▸ Written task
Wherever the string "Pressure" appears in the listing, copy that line.

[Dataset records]
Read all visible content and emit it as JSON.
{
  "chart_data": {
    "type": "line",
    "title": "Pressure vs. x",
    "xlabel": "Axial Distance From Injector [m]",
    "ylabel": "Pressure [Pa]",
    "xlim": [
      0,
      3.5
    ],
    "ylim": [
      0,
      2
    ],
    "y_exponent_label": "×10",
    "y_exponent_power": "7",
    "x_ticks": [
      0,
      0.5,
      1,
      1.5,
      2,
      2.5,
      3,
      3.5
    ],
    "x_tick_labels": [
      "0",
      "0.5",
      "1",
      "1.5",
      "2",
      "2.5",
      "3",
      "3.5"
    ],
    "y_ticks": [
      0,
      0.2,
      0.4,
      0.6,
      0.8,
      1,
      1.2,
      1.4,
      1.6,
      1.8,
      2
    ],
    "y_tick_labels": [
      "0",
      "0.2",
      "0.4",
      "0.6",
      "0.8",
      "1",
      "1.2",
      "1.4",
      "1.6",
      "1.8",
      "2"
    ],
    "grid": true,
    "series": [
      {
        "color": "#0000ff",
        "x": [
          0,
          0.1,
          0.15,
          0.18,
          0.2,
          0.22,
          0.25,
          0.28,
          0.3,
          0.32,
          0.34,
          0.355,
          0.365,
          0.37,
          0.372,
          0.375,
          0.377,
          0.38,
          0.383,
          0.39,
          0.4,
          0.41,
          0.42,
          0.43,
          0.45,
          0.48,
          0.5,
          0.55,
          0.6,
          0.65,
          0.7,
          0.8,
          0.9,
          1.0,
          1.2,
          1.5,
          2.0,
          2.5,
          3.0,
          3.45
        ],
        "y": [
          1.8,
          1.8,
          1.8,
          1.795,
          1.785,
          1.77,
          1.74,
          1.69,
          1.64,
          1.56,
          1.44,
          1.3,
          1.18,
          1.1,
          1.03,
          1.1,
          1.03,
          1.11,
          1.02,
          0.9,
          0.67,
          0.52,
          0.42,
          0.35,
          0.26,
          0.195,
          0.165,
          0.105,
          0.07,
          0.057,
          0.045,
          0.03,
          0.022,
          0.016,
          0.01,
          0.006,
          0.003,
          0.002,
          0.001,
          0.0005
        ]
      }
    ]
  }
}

▸ Complete response
    "title": "Pressure vs. x",
    "ylabel": "Pressure [Pa]",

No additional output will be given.